_Challenge:_
Return each line of the material verbatim.
— Start Supplied information —
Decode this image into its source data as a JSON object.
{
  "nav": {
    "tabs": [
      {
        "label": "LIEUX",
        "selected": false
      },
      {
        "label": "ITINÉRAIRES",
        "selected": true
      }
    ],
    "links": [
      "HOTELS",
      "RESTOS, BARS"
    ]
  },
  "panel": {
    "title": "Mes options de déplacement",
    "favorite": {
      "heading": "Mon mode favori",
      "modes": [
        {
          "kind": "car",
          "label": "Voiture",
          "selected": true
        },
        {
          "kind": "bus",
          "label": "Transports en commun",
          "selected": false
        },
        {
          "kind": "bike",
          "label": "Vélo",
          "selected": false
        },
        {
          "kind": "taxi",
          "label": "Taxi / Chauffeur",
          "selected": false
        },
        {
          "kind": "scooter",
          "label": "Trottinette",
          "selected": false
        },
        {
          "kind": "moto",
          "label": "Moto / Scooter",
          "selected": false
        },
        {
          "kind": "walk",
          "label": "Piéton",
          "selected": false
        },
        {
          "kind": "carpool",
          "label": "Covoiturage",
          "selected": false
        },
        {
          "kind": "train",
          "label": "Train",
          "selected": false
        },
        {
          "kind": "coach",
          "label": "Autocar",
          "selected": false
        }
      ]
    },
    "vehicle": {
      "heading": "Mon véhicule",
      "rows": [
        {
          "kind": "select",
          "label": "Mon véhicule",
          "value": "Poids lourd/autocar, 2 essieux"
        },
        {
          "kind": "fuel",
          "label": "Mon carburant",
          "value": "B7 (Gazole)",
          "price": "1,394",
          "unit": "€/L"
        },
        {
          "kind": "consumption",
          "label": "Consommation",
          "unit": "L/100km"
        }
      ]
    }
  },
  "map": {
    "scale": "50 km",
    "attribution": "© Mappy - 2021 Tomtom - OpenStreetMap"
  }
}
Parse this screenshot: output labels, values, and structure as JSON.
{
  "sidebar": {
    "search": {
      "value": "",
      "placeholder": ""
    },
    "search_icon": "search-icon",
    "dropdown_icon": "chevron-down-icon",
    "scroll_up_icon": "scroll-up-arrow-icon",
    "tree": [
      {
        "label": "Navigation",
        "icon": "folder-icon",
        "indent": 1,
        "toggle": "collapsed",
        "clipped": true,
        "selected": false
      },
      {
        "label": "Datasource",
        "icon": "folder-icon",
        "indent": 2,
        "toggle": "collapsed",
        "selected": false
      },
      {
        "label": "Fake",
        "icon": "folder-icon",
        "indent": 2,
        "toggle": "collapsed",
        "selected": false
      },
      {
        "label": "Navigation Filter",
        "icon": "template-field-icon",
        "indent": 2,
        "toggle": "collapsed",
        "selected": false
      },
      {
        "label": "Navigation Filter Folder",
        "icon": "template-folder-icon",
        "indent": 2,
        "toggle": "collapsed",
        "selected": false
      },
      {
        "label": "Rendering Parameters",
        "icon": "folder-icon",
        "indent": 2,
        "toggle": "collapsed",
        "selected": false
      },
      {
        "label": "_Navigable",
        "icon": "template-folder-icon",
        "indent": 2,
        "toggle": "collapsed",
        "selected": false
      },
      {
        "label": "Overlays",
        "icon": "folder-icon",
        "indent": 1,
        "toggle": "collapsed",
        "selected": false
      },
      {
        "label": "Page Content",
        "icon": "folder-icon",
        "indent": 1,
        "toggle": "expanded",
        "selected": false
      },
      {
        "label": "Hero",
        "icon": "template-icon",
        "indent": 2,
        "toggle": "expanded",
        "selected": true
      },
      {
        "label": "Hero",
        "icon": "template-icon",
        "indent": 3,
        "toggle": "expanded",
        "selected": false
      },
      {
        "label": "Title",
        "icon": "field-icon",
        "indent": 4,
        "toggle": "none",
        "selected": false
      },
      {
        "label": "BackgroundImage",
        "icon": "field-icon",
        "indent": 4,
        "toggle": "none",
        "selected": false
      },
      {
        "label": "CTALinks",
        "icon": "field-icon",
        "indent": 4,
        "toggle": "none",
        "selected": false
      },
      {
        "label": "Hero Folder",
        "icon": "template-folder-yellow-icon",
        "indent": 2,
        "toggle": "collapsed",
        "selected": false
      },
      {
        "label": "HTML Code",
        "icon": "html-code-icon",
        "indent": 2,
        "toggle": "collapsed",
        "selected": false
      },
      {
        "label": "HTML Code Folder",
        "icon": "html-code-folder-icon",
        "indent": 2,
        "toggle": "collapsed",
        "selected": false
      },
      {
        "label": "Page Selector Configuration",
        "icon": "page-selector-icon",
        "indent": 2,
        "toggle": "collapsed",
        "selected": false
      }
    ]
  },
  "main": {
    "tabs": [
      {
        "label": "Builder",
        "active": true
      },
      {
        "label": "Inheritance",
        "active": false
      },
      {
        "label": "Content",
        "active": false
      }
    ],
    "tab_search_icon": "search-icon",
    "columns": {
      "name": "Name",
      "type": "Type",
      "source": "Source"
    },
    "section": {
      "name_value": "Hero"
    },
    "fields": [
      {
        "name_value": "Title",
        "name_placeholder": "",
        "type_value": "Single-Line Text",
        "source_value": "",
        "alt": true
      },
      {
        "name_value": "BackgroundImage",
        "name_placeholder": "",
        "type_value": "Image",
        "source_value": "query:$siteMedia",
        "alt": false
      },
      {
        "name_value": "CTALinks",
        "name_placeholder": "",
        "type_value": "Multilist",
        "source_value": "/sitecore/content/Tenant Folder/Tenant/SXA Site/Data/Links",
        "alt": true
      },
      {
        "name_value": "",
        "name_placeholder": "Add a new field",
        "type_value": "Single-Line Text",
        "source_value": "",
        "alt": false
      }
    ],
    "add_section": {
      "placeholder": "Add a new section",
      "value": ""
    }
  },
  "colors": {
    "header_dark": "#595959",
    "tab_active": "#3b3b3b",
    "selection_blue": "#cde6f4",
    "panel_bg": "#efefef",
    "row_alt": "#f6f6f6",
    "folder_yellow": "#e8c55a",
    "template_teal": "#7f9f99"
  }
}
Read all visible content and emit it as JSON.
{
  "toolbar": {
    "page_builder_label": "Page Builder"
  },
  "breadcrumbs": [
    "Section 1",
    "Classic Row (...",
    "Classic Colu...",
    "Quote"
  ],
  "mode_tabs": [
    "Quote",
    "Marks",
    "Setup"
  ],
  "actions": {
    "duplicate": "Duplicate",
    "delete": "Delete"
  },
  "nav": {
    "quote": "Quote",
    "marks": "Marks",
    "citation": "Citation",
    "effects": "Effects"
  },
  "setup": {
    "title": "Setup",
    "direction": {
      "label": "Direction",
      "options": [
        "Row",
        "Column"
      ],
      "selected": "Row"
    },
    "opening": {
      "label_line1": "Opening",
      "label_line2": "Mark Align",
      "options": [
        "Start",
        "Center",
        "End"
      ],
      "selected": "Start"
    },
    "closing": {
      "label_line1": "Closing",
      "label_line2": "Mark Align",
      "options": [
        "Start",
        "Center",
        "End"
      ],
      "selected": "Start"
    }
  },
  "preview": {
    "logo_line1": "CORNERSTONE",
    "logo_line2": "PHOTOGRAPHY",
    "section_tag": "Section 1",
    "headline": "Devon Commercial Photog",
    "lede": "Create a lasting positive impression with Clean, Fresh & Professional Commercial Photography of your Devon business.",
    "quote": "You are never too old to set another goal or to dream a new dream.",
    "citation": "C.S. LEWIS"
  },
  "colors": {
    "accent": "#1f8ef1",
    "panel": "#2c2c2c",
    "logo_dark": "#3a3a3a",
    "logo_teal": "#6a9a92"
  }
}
— End Supplied information —
_Answer to the exercise:_
Decode this image into its source data as a JSON object.
{
  "nav": {
    "tabs": [
      {
        "label": "LIEUX",
        "selected": false
      },
      {
        "label": "ITINÉRAIRES",
        "selected": true
      }
    ],
    "links": [
      "HOTELS",
      "RESTOS, BARS"
    ]
  },
  "panel": {
    "title": "Mes options de déplacement",
    "favorite": {
      "heading": "Mon mode favori",
      "modes": [
        {
          "kind": "car",
          "label": "Voiture",
          "selected": true
        },
        {
          "kind": "bus",
          "label": "Transports en commun",
          "selected": false
        },
        {
          "kind": "bike",
          "label": "Vélo",
          "selected": false
        },
        {
          "kind": "taxi",
          "label": "Taxi / Chauffeur",
          "selected": false
        },
        {
          "kind": "scooter",
          "label": "Trottinette",
          "selected": false
        },
        {
          "kind": "moto",
          "label": "Moto / Scooter",
          "selected": false
        },
        {
          "kind": "walk",
          "label": "Piéton",
          "selected": false
        },
        {
          "kind": "carpool",
          "label": "Covoiturage",
          "selected": false
        },
        {
          "kind": "train",
          "label": "Train",
          "selected": false
        },
        {
          "kind": "coach",
          "label": "Autocar",
          "selected": false
        }
      ]
    },
    "vehicle": {
      "heading": "Mon véhicule",
      "rows": [
        {
          "kind": "select",
          "label": "Mon véhicule",
          "value": "Poids lourd/autocar, 2 essieux"
        },
        {
          "kind": "fuel",
          "label": "Mon carburant",
          "value": "B7 (Gazole)",
          "price": "1,394",
          "unit": "€/L"
        },
        {
          "kind": "consumption",
          "label": "Consommation",
          "unit": "L/100km"
        }
      ]
    }
  },
  "map": {
    "scale": "50 km",
    "attribution": "© Mappy - 2021 Tomtom - OpenStreetMap"
  }
}
Parse this screenshot: output labels, values, and structure as JSON.
{
  "sidebar": {
    "search": {
      "value": "",
      "placeholder": ""
    },
    "search_icon": "search-icon",
    "dropdown_icon": "chevron-down-icon",
    "scroll_up_icon": "scroll-up-arrow-icon",
    "tree": [
      {
        "label": "Navigation",
        "icon": "folder-icon",
        "indent": 1,
        "toggle": "collapsed",
        "clipped": true,
        "selected": false
      },
      {
        "label": "Datasource",
        "icon": "folder-icon",
        "indent": 2,
        "toggle": "collapsed",
        "selected": false
      },
      {
        "label": "Fake",
        "icon": "folder-icon",
        "indent": 2,
        "toggle": "collapsed",
        "selected": false
      },
      {
        "label": "Navigation Filter",
        "icon": "template-field-icon",
        "indent": 2,
        "toggle": "collapsed",
        "selected": false
      },
      {
        "label": "Navigation Filter Folder",
        "icon": "template-folder-icon",
        "indent": 2,
        "toggle": "collapsed",
        "selected": false
      },
      {
        "label": "Rendering Parameters",
        "icon": "folder-icon",
        "indent": 2,
        "toggle": "collapsed",
        "selected": false
      },
      {
        "label": "_Navigable",
        "icon": "template-folder-icon",
        "indent": 2,
        "toggle": "collapsed",
        "selected": false
      },
      {
        "label": "Overlays",
        "icon": "folder-icon",
        "indent": 1,
        "toggle": "collapsed",
        "selected": false
      },
      {
        "label": "Page Content",
        "icon": "folder-icon",
        "indent": 1,
        "toggle": "expanded",
        "selected": false
      },
      {
        "label": "Hero",
        "icon": "template-icon",
        "indent": 2,
        "toggle": "expanded",
        "selected": true
      },
      {
        "label": "Hero",
        "icon": "template-icon",
        "indent": 3,
        "toggle": "expanded",
        "selected": false
      },
      {
        "label": "Title",
        "icon": "field-icon",
        "indent": 4,
        "toggle": "none",
        "selected": false
      },
      {
        "label": "BackgroundImage",
        "icon": "field-icon",
        "indent": 4,
        "toggle": "none",
        "selected": false
      },
      {
        "label": "CTALinks",
        "icon": "field-icon",
        "indent": 4,
        "toggle": "none",
        "selected": false
      },
      {
        "label": "Hero Folder",
        "icon": "template-folder-yellow-icon",
        "indent": 2,
        "toggle": "collapsed",
        "selected": false
      },
      {
        "label": "HTML Code",
        "icon": "html-code-icon",
        "indent": 2,
        "toggle": "collapsed",
        "selected": false
      },
      {
        "label": "HTML Code Folder",
        "icon": "html-code-folder-icon",
        "indent": 2,
        "toggle": "collapsed",
        "selected": false
      },
      {
        "label": "Page Selector Configuration",
        "icon": "page-selector-icon",
        "indent": 2,
        "toggle": "collapsed",
        "selected": false
      }
    ]
  },
  "main": {
    "tabs": [
      {
        "label": "Builder",
        "active": true
      },
      {
        "label": "Inheritance",
        "active": false
      },
      {
        "label": "Content",
        "active": false
      }
    ],
    "tab_search_icon": "search-icon",
    "columns": {
      "name": "Name",
      "type": "Type",
      "source": "Source"
    },
    "section": {
      "name_value": "Hero"
    },
    "fields": [
      {
        "name_value": "Title",
        "name_placeholder": "",
        "type_value": "Single-Line Text",
        "source_value": "",
        "alt": true
      },
      {
        "name_value": "BackgroundImage",
        "name_placeholder": "",
        "type_value": "Image",
        "source_value": "query:$siteMedia",
        "alt": false
      },
      {
        "name_value": "CTALinks",
        "name_placeholder": "",
        "type_value": "Multilist",
        "source_value": "/sitecore/content/Tenant Folder/Tenant/SXA Site/Data/Links",
        "alt": true
      },
      {
        "name_value": "",
        "name_placeholder": "Add a new field",
        "type_value": "Single-Line Text",
        "source_value": "",
        "alt": false
      }
    ],
    "add_section": {
      "placeholder": "Add a new section",
      "value": ""
    }
  },
  "colors": {
    "header_dark": "#595959",
    "tab_active": "#3b3b3b",
    "selection_blue": "#cde6f4",
    "panel_bg": "#efefef",
    "row_alt": "#f6f6f6",
    "folder_yellow": "#e8c55a",
    "template_teal": "#7f9f99"
  }
}
Read all visible content and emit it as JSON.
{
  "toolbar": {
    "page_builder_label": "Page Builder"
  },
  "breadcrumbs": [
    "Section 1",
    "Classic Row (...",
    "Classic Colu...",
    "Quote"
  ],
  "mode_tabs": [
    "Quote",
    "Marks",
    "Setup"
  ],
  "actions": {
    "duplicate": "Duplicate",
    "delete": "Delete"
  },
  "nav": {
    "quote": "Quote",
    "marks": "Marks",
    "citation": "Citation",
    "effects": "Effects"
  },
  "setup": {
    "title": "Setup",
    "direction": {
      "label": "Direction",
      "options": [
        "Row",
        "Column"
      ],
      "selected": "Row"
    },
    "opening": {
      "label_line1": "Opening",
      "label_line2": "Mark Align",
      "options": [
        "Start",
        "Center",
        "End"
      ],
      "selected": "Start"
    },
    "closing": {
      "label_line1": "Closing",
      "label_line2": "Mark Align",
      "options": [
        "Start",
        "Center",
        "End"
      ],
      "selected": "Start"
    }
  },
  "preview": {
    "logo_line1": "CORNERSTONE",
    "logo_line2": "PHOTOGRAPHY",
    "section_tag": "Section 1",
    "headline": "Devon Commercial Photog",
    "lede": "Create a lasting positive impression with Clean, Fresh & Professional Commercial Photography of your Devon business.",
    "quote": "You are never too old to set another goal or to dream a new dream.",
    "citation": "C.S. LEWIS"
  },
  "colors": {
    "accent": "#1f8ef1",
    "panel": "#2c2c2c",
    "logo_dark": "#3a3a3a",
    "logo_teal": "#6a9a92"
  }
}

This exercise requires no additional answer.